◆ Data items
* * * * * * *

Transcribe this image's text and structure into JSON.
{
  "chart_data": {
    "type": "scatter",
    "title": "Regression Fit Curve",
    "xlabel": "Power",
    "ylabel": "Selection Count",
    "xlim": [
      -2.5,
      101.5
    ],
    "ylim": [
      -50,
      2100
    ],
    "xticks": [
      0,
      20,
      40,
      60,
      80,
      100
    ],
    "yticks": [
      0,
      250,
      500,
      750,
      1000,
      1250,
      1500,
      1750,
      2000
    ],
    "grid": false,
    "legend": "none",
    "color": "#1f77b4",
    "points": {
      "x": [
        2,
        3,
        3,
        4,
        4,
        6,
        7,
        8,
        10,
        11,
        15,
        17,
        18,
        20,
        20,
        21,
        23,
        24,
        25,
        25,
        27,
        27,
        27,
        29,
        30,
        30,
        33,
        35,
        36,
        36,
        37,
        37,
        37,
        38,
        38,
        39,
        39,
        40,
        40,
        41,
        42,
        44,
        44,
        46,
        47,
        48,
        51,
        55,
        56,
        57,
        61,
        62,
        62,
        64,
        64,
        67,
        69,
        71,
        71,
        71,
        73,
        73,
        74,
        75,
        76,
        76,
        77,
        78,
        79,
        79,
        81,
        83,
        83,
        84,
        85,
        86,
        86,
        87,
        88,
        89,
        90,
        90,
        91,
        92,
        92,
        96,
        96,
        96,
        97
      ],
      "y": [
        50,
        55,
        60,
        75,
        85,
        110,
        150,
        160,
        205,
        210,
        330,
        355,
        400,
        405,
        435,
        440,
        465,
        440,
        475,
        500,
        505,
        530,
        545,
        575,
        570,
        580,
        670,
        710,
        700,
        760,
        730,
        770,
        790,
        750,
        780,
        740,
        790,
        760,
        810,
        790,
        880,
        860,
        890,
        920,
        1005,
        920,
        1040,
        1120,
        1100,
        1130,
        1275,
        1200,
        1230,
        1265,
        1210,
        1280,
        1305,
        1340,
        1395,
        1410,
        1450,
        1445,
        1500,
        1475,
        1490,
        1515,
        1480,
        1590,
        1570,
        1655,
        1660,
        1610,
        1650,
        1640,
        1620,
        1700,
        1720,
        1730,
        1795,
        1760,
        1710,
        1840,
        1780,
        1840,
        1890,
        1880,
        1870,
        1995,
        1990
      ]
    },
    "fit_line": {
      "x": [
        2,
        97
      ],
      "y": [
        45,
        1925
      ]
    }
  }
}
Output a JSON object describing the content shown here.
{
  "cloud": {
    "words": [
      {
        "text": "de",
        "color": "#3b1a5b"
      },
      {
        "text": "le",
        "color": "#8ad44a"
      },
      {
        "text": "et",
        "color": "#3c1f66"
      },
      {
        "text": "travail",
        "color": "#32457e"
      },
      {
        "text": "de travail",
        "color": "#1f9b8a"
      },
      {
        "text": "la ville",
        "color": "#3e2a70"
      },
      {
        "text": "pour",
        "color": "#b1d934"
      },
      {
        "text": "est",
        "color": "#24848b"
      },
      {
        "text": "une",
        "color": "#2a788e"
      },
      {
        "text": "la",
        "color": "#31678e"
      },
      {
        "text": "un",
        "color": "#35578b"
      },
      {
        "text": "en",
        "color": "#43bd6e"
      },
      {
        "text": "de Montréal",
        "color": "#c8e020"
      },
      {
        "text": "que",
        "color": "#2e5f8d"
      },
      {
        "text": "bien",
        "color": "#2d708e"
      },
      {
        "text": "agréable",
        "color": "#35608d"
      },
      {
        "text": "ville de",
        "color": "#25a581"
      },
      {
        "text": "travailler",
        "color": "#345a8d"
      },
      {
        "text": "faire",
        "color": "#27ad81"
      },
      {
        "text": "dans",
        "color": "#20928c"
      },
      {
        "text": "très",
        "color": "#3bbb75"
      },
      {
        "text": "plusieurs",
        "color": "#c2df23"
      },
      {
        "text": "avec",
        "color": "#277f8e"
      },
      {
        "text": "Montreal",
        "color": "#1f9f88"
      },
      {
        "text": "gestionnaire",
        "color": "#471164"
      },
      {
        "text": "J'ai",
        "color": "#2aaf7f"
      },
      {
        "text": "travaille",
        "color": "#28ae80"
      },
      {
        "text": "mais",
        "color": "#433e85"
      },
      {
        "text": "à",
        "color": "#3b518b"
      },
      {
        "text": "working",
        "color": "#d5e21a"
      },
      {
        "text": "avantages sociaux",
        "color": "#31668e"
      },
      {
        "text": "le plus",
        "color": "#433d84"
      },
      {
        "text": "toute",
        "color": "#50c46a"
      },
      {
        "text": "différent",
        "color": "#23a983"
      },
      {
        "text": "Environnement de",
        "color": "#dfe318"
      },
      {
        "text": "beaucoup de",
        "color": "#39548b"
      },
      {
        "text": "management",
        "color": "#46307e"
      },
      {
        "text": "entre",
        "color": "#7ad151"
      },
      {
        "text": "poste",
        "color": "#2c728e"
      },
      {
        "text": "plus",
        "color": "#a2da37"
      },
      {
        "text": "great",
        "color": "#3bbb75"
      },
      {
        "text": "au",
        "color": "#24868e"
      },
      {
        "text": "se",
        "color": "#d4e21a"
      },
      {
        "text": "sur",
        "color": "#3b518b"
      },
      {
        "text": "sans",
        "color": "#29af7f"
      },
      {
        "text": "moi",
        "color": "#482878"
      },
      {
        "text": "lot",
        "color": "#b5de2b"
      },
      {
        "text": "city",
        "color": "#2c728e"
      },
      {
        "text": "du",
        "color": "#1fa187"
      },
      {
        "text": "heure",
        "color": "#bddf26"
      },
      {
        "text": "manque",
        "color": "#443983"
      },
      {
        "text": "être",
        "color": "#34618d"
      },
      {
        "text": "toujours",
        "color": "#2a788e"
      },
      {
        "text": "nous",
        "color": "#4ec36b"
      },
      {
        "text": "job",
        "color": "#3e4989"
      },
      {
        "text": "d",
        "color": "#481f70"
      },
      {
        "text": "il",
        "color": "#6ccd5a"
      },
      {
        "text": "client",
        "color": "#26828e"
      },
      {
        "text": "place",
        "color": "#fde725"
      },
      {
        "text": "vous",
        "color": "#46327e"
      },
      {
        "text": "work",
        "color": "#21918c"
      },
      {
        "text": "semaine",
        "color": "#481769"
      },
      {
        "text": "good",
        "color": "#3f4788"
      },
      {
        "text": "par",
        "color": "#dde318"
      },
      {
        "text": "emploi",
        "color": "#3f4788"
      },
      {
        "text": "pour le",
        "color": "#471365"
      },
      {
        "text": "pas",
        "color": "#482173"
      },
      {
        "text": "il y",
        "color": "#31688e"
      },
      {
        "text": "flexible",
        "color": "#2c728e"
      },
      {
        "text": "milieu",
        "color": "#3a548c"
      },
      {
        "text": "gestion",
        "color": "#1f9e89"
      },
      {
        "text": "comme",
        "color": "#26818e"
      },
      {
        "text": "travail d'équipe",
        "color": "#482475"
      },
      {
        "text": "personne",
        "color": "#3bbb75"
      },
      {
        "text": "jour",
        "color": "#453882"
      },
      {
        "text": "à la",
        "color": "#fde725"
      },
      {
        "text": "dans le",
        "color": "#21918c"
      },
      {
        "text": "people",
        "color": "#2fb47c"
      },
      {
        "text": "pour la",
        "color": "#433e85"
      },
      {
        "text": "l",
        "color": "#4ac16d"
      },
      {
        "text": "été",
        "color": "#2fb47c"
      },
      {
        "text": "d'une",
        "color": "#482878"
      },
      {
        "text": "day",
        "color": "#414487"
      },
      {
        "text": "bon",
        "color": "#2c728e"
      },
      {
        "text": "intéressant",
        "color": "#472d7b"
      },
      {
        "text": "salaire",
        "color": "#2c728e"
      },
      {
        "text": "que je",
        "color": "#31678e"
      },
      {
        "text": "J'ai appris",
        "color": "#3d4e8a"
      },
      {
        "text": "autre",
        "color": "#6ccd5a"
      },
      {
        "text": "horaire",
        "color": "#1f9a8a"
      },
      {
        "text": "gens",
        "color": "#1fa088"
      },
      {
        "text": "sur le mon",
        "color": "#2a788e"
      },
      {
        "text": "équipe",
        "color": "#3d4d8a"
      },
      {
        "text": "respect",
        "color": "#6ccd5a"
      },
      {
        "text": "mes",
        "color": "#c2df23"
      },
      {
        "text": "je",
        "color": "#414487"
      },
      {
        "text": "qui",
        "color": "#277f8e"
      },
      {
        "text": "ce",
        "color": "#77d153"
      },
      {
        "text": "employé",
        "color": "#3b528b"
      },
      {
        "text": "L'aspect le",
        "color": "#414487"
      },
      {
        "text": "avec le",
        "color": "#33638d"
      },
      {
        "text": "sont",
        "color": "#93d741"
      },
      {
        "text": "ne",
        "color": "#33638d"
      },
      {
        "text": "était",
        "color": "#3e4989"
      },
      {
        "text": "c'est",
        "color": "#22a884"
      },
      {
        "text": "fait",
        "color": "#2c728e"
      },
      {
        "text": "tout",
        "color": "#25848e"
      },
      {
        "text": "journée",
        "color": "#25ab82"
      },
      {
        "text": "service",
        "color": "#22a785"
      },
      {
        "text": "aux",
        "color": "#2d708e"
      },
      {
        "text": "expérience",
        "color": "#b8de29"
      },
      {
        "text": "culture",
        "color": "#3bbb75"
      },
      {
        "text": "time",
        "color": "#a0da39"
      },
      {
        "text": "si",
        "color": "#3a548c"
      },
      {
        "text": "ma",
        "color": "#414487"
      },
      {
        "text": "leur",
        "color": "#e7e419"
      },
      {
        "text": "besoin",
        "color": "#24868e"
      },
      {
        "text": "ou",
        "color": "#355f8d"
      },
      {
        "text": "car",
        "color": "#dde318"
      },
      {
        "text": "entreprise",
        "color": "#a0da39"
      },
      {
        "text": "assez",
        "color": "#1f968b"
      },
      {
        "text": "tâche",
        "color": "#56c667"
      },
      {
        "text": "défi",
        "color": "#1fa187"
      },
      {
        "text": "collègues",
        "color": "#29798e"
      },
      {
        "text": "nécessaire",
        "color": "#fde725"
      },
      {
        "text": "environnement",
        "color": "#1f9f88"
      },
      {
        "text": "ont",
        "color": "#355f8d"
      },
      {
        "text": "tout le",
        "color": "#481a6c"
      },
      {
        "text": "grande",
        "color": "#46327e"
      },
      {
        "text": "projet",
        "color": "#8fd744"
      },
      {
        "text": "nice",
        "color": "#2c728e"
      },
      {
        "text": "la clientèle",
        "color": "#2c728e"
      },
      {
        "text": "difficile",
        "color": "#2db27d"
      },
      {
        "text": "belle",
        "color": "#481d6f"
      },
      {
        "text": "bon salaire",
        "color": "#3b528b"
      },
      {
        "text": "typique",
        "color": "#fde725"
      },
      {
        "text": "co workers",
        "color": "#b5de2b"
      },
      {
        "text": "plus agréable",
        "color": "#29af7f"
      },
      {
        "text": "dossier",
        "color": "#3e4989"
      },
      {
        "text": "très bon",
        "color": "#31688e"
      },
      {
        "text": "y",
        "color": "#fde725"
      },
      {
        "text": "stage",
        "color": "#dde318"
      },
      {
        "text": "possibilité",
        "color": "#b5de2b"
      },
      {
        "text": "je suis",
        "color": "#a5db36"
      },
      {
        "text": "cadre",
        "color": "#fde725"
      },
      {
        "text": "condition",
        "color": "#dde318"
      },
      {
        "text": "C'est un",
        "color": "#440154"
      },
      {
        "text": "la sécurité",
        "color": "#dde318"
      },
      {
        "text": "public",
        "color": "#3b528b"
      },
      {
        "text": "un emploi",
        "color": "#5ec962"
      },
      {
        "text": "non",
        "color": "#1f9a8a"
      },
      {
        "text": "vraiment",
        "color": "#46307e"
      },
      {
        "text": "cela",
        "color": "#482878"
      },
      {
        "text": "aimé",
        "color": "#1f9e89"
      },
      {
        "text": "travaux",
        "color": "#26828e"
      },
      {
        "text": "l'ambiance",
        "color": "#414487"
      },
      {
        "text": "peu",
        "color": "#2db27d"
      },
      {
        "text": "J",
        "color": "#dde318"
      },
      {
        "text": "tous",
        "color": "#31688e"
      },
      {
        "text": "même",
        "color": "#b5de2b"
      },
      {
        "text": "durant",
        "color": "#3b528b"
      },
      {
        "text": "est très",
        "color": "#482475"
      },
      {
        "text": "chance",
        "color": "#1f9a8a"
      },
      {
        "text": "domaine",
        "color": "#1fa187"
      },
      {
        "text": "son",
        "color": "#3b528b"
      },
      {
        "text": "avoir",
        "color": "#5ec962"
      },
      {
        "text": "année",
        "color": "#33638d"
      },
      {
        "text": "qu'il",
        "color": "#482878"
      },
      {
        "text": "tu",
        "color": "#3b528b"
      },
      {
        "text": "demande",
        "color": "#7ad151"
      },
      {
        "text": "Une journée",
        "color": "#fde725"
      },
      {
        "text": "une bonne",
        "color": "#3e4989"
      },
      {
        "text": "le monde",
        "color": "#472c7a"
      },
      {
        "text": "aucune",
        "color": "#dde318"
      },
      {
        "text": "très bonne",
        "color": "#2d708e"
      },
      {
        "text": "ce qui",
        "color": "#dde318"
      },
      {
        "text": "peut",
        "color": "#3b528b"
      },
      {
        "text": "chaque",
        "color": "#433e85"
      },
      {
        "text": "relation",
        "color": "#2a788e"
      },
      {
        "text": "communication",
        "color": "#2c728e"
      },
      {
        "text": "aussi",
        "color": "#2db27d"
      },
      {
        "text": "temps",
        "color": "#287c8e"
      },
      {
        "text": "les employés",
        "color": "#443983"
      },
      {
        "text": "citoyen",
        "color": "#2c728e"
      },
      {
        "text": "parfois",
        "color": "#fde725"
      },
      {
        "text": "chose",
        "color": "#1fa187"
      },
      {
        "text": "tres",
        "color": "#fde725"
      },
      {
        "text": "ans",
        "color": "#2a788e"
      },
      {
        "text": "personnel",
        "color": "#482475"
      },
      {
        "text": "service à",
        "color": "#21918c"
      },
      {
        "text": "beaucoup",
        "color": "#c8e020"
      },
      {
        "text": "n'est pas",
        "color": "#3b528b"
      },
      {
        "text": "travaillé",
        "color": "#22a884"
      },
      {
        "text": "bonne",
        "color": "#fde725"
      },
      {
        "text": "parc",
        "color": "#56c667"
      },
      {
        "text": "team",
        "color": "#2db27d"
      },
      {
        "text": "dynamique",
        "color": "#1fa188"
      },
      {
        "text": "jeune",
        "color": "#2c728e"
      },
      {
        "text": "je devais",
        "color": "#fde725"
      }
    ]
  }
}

* * * * * * *

◆ STATED PROBLEM
Locate all lines that include the word "bonne" and copy them out.

◆ FULL SOLUTION
        "text": "une bonne",
        "text": "très bonne",
        "text": "bonne",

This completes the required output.